> **Entries shown**
::::
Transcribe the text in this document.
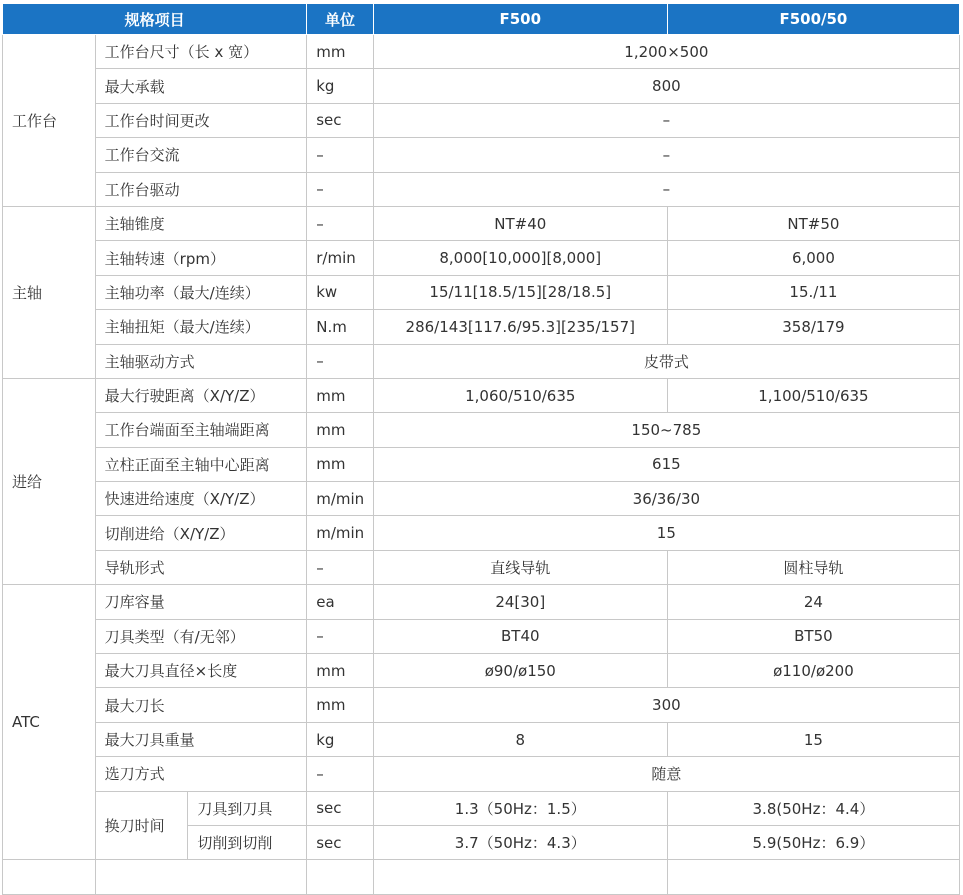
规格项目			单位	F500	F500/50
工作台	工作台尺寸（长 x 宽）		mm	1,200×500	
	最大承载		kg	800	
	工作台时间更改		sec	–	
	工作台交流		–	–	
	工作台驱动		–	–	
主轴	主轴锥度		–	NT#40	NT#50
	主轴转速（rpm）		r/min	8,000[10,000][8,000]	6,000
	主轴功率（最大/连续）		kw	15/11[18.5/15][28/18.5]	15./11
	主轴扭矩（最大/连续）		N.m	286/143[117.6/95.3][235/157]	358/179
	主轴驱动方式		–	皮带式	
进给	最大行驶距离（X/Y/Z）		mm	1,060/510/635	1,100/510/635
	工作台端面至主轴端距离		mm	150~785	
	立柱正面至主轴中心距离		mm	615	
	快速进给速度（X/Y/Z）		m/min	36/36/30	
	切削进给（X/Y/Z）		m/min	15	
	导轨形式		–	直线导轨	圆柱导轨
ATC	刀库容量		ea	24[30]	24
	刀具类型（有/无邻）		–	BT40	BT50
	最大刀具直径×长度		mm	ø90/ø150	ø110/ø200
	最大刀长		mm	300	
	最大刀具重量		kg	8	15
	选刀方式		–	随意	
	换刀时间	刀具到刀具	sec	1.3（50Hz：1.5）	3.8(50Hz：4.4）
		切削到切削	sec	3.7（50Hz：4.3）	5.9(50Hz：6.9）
::::
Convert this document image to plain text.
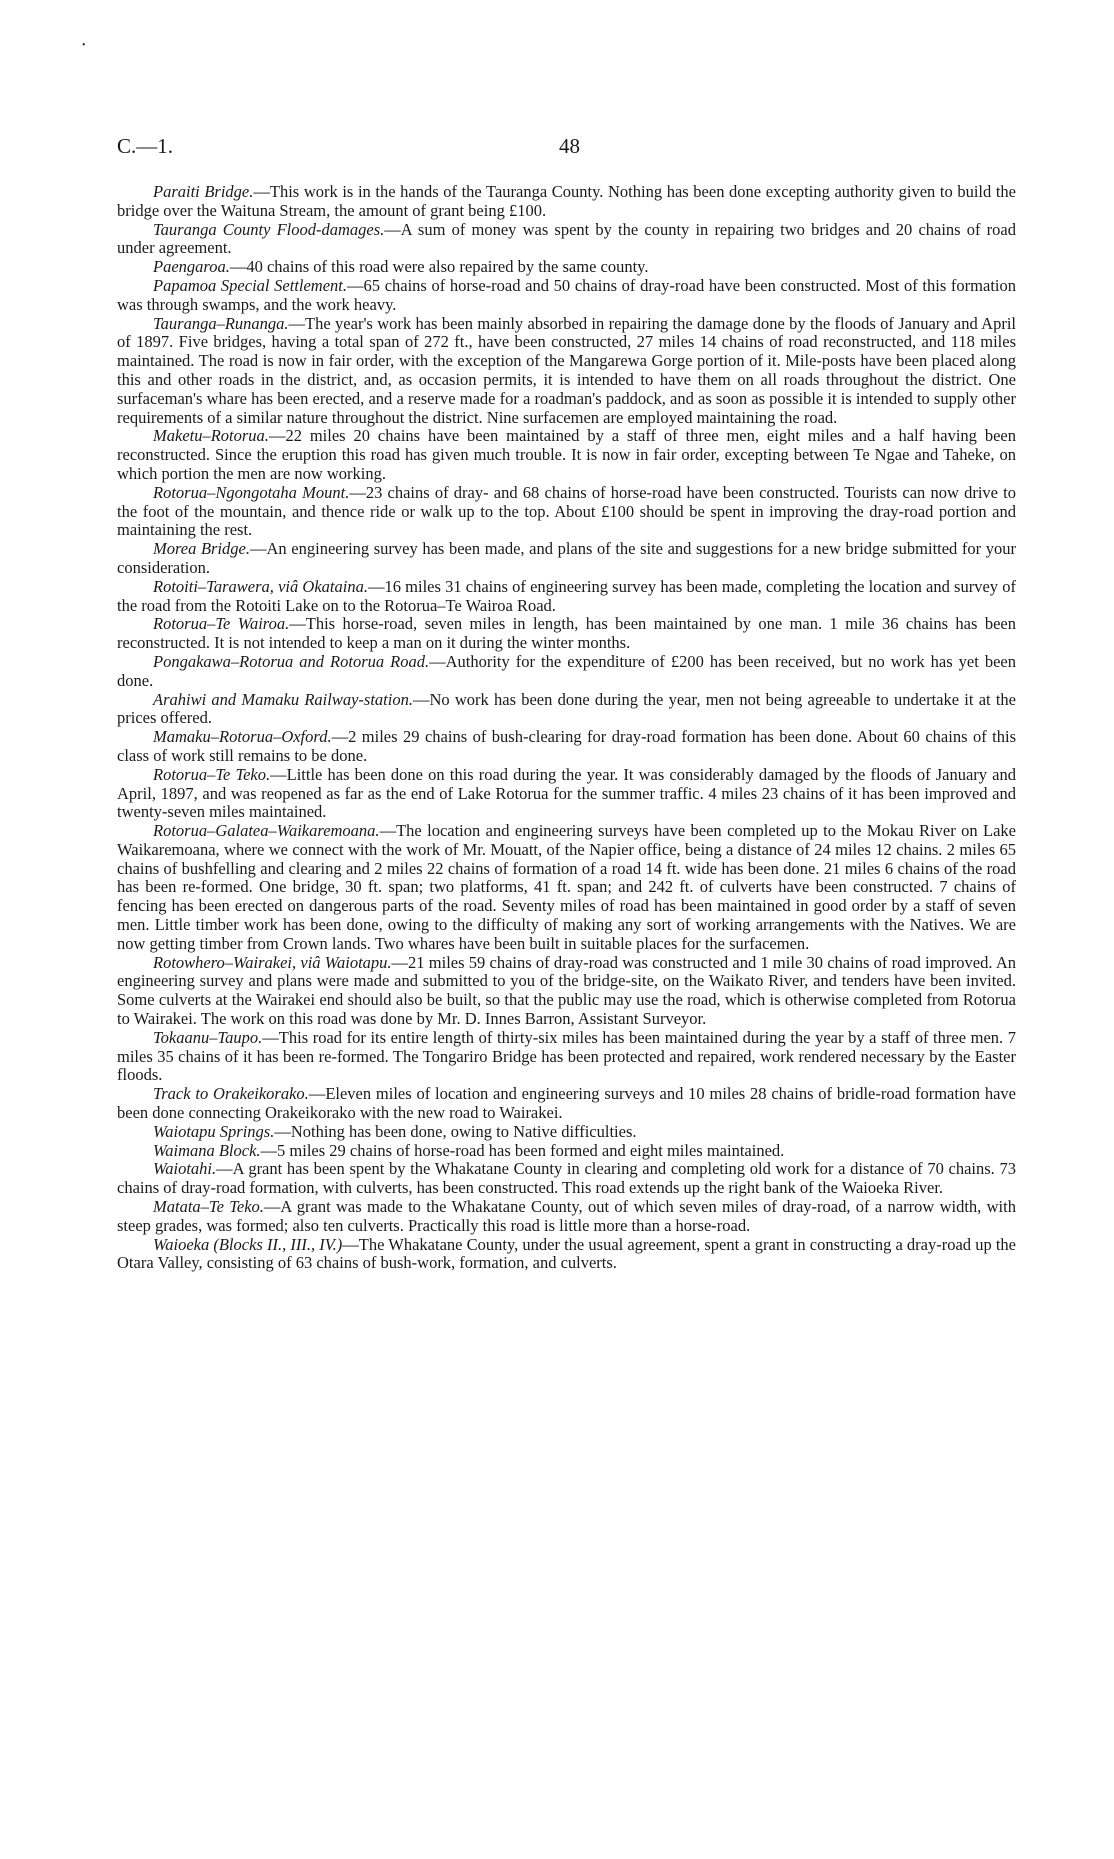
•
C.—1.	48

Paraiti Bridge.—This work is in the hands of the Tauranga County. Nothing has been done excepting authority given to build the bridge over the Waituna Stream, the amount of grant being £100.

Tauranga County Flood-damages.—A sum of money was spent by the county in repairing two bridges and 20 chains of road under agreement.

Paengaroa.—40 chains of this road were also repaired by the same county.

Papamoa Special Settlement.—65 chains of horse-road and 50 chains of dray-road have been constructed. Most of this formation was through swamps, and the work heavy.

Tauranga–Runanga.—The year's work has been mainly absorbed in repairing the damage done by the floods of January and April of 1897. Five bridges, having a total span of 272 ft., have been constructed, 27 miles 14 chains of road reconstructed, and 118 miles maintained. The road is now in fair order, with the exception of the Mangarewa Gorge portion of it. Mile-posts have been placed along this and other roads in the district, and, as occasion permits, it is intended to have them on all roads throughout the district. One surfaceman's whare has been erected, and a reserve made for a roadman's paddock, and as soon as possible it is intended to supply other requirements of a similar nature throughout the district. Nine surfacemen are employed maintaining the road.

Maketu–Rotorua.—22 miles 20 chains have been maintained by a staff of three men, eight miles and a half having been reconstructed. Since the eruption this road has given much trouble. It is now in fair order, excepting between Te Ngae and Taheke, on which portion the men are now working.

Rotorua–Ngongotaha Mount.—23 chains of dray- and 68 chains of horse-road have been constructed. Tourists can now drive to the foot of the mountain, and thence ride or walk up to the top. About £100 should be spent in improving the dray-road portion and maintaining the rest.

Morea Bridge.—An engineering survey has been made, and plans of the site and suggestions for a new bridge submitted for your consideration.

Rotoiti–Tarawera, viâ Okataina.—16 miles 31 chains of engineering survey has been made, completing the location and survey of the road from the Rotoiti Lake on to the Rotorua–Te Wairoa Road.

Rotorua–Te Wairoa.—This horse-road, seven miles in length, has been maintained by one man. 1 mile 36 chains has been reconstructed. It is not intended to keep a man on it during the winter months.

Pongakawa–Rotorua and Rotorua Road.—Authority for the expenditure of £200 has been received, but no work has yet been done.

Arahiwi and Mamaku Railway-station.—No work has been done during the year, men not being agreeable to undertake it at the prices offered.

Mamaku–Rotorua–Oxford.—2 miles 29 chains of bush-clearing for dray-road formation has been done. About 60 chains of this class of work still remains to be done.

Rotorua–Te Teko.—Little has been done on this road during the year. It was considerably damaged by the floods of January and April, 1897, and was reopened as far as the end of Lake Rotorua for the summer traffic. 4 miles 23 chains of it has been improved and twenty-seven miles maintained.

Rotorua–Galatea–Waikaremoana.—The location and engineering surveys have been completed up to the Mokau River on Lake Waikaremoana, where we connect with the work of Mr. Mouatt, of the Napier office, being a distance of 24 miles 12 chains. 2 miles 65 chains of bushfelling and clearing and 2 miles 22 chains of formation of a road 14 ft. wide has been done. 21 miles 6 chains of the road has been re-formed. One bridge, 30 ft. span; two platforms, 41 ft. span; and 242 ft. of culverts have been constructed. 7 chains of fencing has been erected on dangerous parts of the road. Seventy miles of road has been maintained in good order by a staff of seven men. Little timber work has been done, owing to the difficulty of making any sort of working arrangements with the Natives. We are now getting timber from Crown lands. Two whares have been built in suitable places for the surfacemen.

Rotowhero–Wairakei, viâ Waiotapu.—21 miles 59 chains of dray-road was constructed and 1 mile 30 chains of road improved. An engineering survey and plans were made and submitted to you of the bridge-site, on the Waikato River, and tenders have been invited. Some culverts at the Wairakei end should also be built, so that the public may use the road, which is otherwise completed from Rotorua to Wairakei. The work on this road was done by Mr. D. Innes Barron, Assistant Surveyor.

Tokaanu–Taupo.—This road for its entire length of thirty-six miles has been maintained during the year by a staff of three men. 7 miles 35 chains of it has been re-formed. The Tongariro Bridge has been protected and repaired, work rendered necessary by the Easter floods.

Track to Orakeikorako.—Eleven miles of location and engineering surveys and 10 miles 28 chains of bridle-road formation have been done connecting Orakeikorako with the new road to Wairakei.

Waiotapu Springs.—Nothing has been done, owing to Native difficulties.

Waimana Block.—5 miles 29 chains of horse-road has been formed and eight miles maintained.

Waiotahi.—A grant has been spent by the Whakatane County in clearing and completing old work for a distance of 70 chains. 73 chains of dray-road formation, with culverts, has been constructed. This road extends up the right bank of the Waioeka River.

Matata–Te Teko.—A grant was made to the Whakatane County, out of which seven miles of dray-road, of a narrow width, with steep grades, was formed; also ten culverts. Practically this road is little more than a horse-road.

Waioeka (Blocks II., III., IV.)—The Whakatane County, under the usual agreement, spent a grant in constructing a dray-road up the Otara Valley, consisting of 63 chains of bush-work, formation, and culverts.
::::
> **Exercise directions**
Work out how many lines of the material above contain the word "About", then give only that figure.

> **Result for this exercise**
2